▶ [Work instructions]
Pictures stay out of the copy; restate everything else in the material exactly.

▶ [Recorded information]
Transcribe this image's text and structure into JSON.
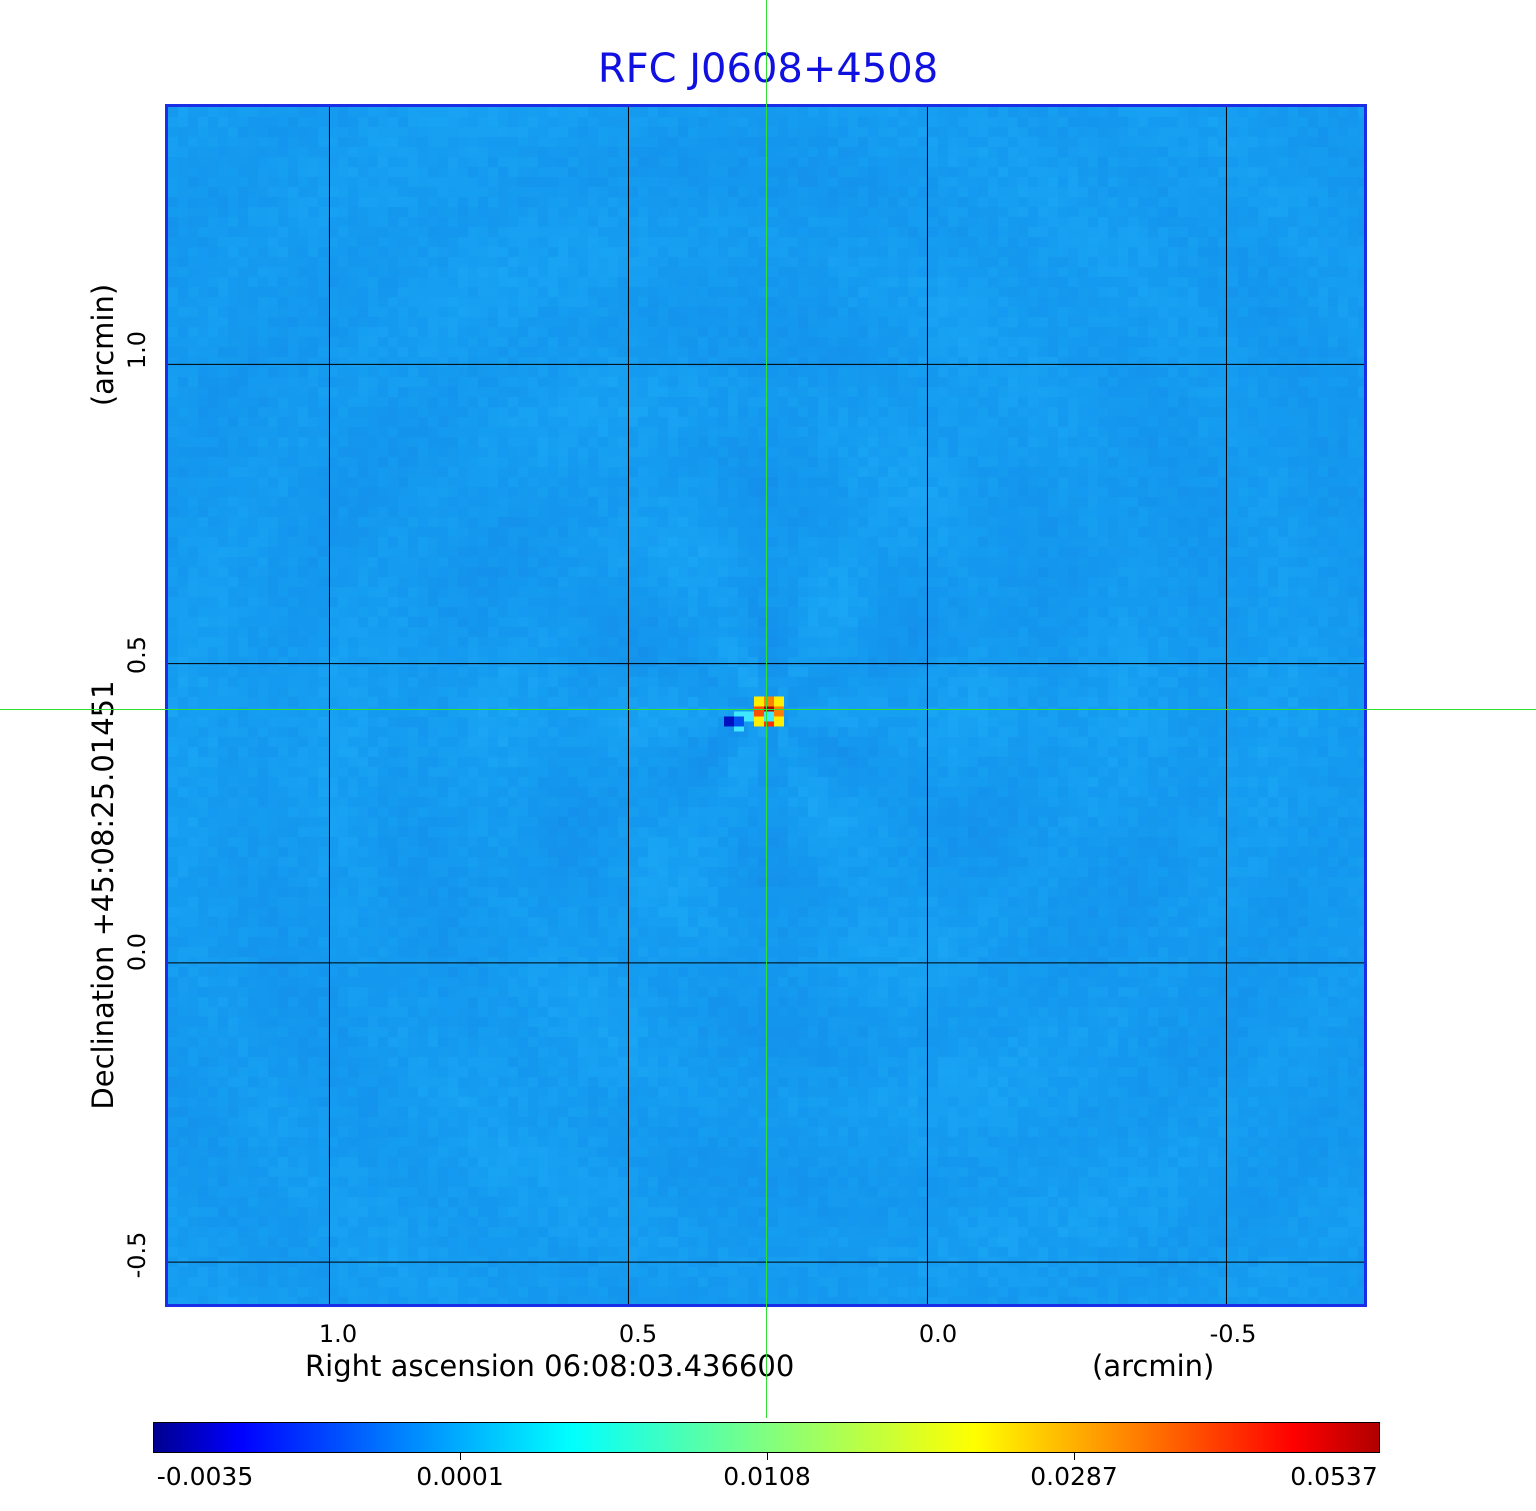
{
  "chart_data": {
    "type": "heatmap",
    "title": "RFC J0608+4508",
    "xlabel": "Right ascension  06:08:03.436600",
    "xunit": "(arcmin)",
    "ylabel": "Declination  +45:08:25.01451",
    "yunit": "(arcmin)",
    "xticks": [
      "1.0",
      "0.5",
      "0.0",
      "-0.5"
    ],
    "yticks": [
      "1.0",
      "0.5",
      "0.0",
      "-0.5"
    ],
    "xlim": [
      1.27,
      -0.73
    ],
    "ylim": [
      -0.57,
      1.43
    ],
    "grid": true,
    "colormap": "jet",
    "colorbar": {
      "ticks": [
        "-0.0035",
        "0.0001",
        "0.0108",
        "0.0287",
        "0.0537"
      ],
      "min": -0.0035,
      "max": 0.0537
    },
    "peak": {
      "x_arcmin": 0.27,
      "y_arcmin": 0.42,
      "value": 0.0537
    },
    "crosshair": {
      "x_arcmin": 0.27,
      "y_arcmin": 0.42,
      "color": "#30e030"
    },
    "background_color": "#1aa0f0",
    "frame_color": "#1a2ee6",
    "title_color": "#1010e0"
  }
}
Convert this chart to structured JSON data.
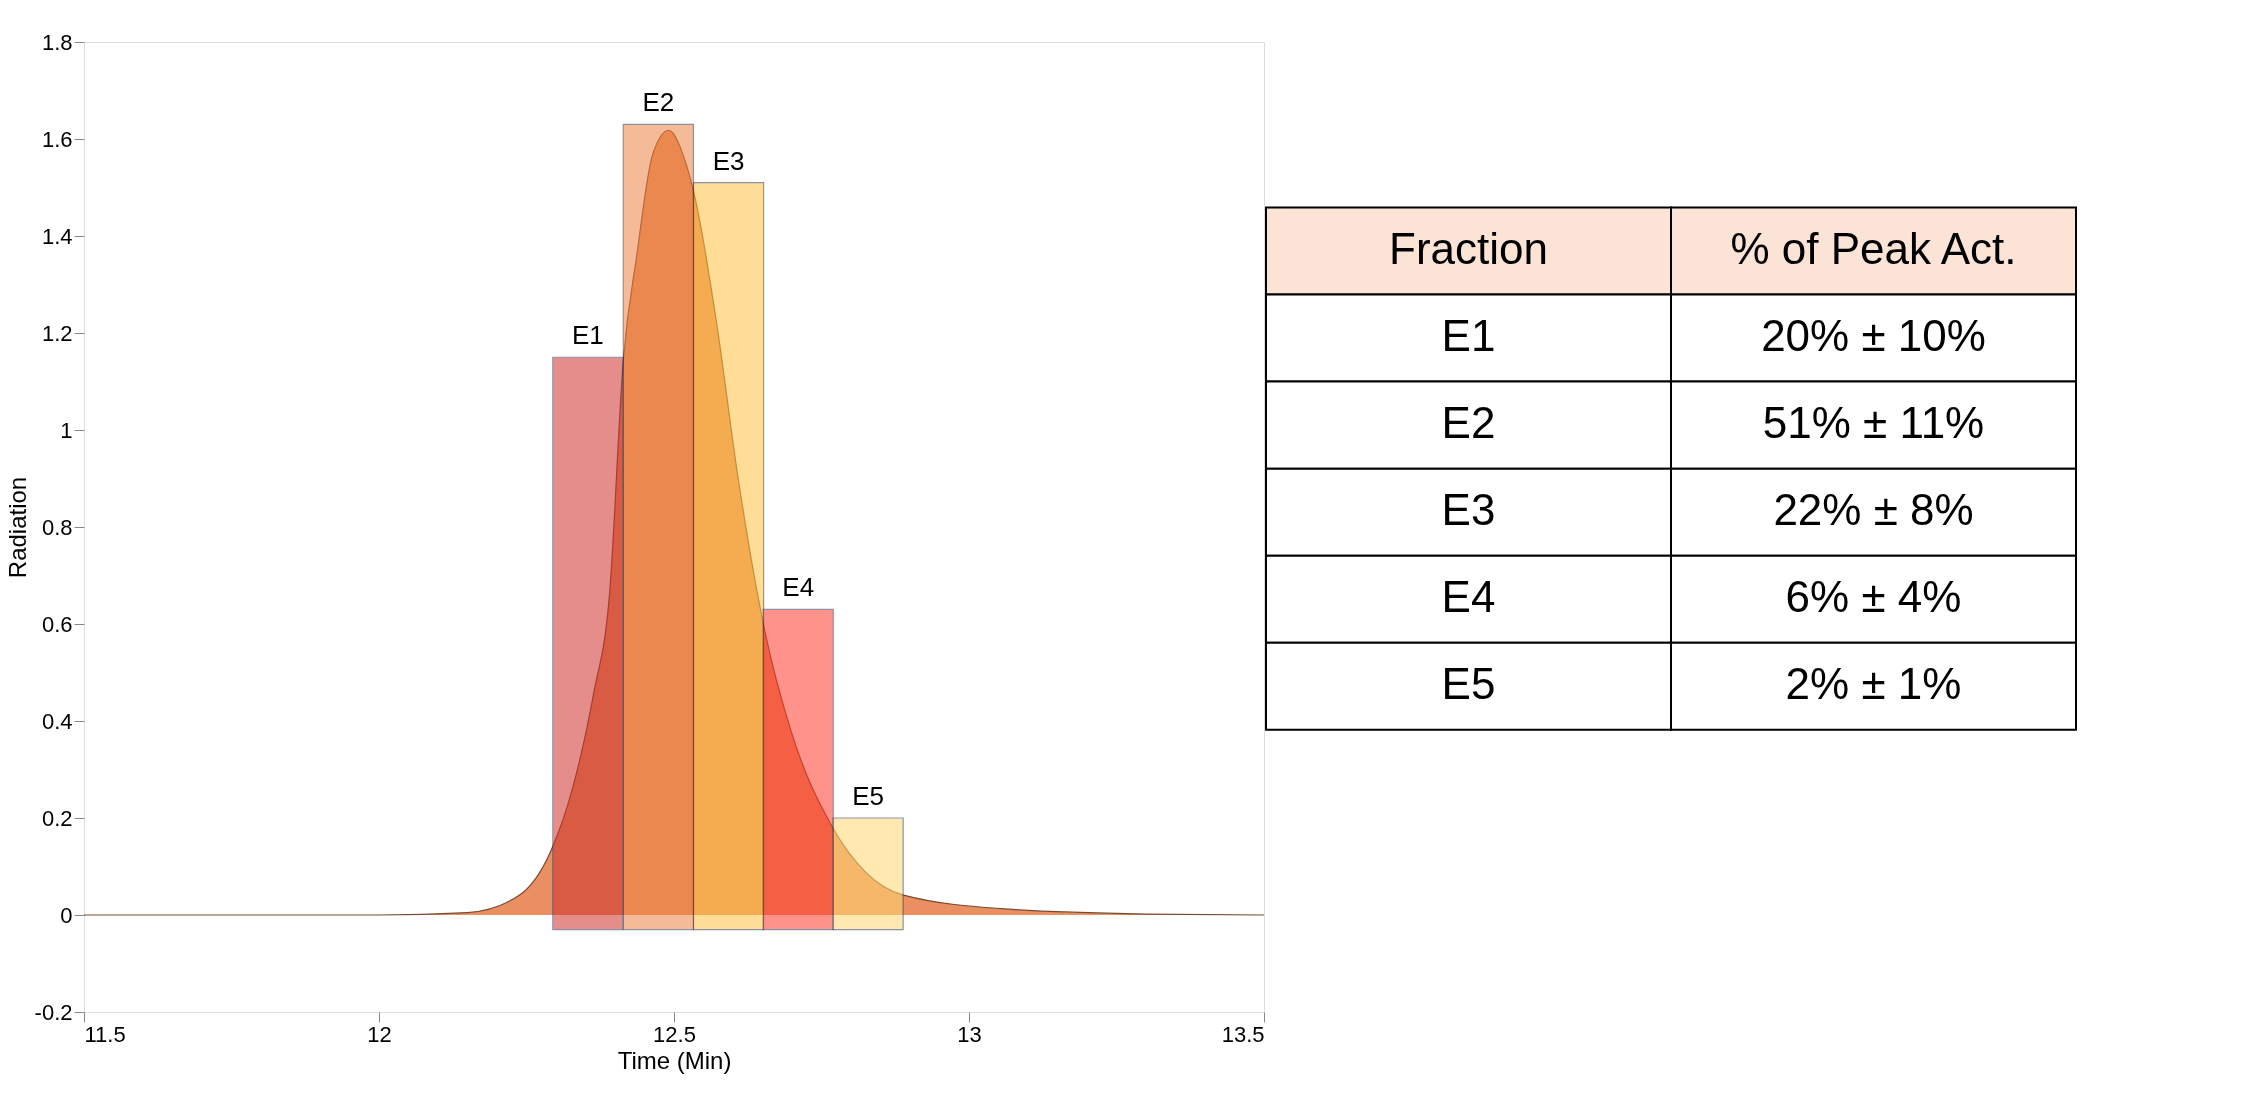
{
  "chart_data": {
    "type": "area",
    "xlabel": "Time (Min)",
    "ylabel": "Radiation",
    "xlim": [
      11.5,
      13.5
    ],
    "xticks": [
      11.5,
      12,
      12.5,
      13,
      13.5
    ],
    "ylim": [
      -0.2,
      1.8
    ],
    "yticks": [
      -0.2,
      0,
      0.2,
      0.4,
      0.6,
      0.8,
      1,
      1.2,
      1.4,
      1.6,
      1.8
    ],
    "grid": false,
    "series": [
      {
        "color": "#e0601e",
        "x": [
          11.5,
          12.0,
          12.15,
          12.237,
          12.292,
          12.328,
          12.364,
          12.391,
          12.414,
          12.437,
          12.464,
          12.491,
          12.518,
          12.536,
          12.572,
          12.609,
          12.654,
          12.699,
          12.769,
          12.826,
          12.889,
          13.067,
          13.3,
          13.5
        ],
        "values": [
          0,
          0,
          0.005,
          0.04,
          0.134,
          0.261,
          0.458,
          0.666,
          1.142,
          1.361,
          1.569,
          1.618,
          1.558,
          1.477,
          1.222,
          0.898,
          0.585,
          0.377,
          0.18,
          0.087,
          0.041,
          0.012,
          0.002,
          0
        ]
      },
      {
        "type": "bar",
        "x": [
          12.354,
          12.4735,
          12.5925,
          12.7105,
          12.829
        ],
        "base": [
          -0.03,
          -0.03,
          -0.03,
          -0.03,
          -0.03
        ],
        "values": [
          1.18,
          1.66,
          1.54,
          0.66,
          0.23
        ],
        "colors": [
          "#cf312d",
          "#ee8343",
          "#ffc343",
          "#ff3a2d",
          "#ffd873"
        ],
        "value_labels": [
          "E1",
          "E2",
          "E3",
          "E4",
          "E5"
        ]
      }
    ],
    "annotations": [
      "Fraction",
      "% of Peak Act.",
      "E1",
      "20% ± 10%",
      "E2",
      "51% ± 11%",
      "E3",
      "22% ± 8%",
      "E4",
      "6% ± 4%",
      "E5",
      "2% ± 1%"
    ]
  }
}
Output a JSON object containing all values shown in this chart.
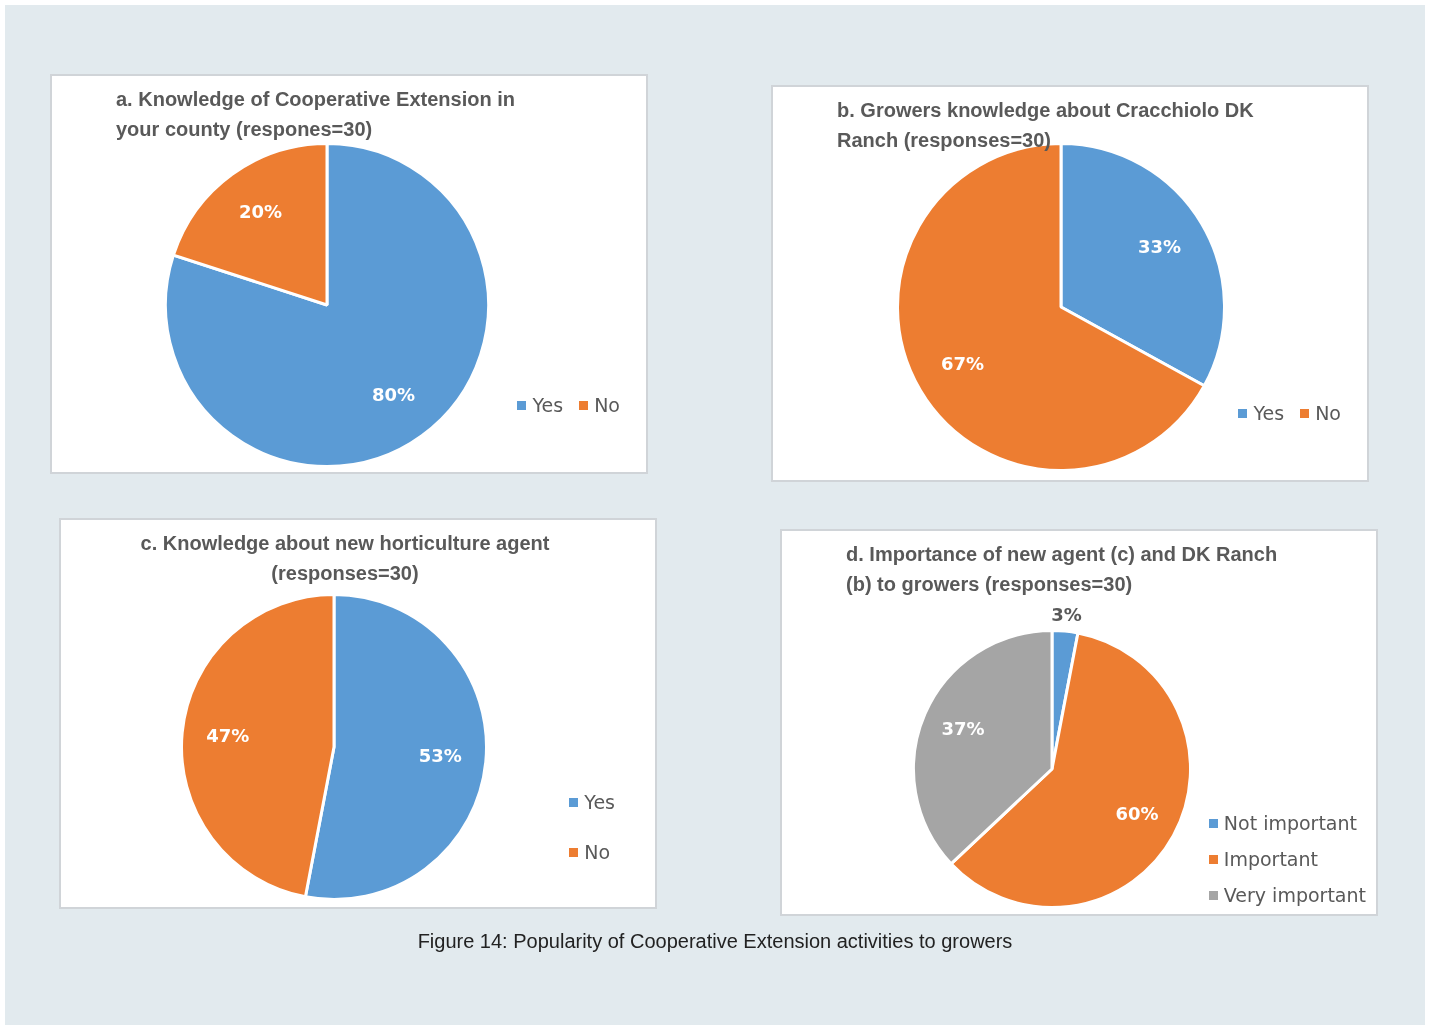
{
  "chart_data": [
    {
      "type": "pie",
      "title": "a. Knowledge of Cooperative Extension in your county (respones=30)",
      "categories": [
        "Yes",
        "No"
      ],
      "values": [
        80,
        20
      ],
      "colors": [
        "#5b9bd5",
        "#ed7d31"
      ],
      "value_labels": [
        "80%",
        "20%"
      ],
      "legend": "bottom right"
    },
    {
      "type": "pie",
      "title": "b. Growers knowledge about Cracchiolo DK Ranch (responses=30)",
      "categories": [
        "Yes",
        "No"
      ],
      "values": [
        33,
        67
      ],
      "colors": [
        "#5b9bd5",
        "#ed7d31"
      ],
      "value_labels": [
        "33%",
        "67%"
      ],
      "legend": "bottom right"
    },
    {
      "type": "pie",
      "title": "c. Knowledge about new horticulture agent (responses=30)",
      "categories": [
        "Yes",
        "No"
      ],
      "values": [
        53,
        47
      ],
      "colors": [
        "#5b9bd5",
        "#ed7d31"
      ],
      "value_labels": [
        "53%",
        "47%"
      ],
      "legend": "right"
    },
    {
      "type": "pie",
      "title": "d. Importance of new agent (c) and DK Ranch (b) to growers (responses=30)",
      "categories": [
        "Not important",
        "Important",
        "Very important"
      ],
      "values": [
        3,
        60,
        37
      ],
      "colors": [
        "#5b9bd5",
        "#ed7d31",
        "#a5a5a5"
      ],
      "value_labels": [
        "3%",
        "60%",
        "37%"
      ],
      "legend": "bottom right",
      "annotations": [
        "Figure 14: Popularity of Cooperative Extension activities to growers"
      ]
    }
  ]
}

▶ [Written reply]
Transcribe this image's text and structure into JSON.
{
  "chart_data": {
    "type": "heatmap",
    "title": "RFC J0608+4508",
    "xlabel": "Right ascension  06:08:03.436600",
    "xunit": "(arcmin)",
    "ylabel": "Declination  +45:08:25.01451",
    "yunit": "(arcmin)",
    "xticks": [
      "1.0",
      "0.5",
      "0.0",
      "-0.5"
    ],
    "yticks": [
      "1.0",
      "0.5",
      "0.0",
      "-0.5"
    ],
    "xlim": [
      1.27,
      -0.73
    ],
    "ylim": [
      -0.57,
      1.43
    ],
    "grid": true,
    "colormap": "jet",
    "colorbar": {
      "ticks": [
        "-0.0035",
        "0.0001",
        "0.0108",
        "0.0287",
        "0.0537"
      ],
      "min": -0.0035,
      "max": 0.0537
    },
    "peak": {
      "x_arcmin": 0.27,
      "y_arcmin": 0.42,
      "value": 0.0537
    },
    "crosshair": {
      "x_arcmin": 0.27,
      "y_arcmin": 0.42,
      "color": "#30e030"
    },
    "background_color": "#1aa0f0",
    "frame_color": "#1a2ee6",
    "title_color": "#1010e0"
  }
}
Convert this chart to structured JSON data.
{
  "chart_data": {
    "type": "area",
    "xlabel": "Time (Min)",
    "ylabel": "Radiation",
    "xlim": [
      11.5,
      13.5
    ],
    "xticks": [
      11.5,
      12,
      12.5,
      13,
      13.5
    ],
    "ylim": [
      -0.2,
      1.8
    ],
    "yticks": [
      -0.2,
      0,
      0.2,
      0.4,
      0.6,
      0.8,
      1,
      1.2,
      1.4,
      1.6,
      1.8
    ],
    "grid": false,
    "series": [
      {
        "color": "#e0601e",
        "x": [
          11.5,
          12.0,
          12.15,
          12.237,
          12.292,
          12.328,
          12.364,
          12.391,
          12.414,
          12.437,
          12.464,
          12.491,
          12.518,
          12.536,
          12.572,
          12.609,
          12.654,
          12.699,
          12.769,
          12.826,
          12.889,
          13.067,
          13.3,
          13.5
        ],
        "values": [
          0,
          0,
          0.005,
          0.04,
          0.134,
          0.261,
          0.458,
          0.666,
          1.142,
          1.361,
          1.569,
          1.618,
          1.558,
          1.477,
          1.222,
          0.898,
          0.585,
          0.377,
          0.18,
          0.087,
          0.041,
          0.012,
          0.002,
          0
        ]
      },
      {
        "type": "bar",
        "x": [
          12.354,
          12.4735,
          12.5925,
          12.7105,
          12.829
        ],
        "base": [
          -0.03,
          -0.03,
          -0.03,
          -0.03,
          -0.03
        ],
        "values": [
          1.18,
          1.66,
          1.54,
          0.66,
          0.23
        ],
        "colors": [
          "#cf312d",
          "#ee8343",
          "#ffc343",
          "#ff3a2d",
          "#ffd873"
        ],
        "value_labels": [
          "E1",
          "E2",
          "E3",
          "E4",
          "E5"
        ]
      }
    ],
    "annotations": [
      "Fraction",
      "% of Peak Act.",
      "E1",
      "20% ± 10%",
      "E2",
      "51% ± 11%",
      "E3",
      "22% ± 8%",
      "E4",
      "6% ± 4%",
      "E5",
      "2% ± 1%"
    ]
  }
}
Output a JSON object containing all values shown in this chart.
{
  "chart_data": [
    {
      "type": "pie",
      "title": "a. Knowledge of Cooperative Extension in your county (respones=30)",
      "categories": [
        "Yes",
        "No"
      ],
      "values": [
        80,
        20
      ],
      "colors": [
        "#5b9bd5",
        "#ed7d31"
      ],
      "value_labels": [
        "80%",
        "20%"
      ],
      "legend": "bottom right"
    },
    {
      "type": "pie",
      "title": "b. Growers knowledge about Cracchiolo DK Ranch (responses=30)",
      "categories": [
        "Yes",
        "No"
      ],
      "values": [
        33,
        67
      ],
      "colors": [
        "#5b9bd5",
        "#ed7d31"
      ],
      "value_labels": [
        "33%",
        "67%"
      ],
      "legend": "bottom right"
    },
    {
      "type": "pie",
      "title": "c. Knowledge about new horticulture agent (responses=30)",
      "categories": [
        "Yes",
        "No"
      ],
      "values": [
        53,
        47
      ],
      "colors": [
        "#5b9bd5",
        "#ed7d31"
      ],
      "value_labels": [
        "53%",
        "47%"
      ],
      "legend": "right"
    },
    {
      "type": "pie",
      "title": "d. Importance of new agent (c) and DK Ranch (b) to growers (responses=30)",
      "categories": [
        "Not important",
        "Important",
        "Very important"
      ],
      "values": [
        3,
        60,
        37
      ],
      "colors": [
        "#5b9bd5",
        "#ed7d31",
        "#a5a5a5"
      ],
      "value_labels": [
        "3%",
        "60%",
        "37%"
      ],
      "legend": "bottom right",
      "annotations": [
        "Figure 14: Popularity of Cooperative Extension activities to growers"
      ]
    }
  ]
}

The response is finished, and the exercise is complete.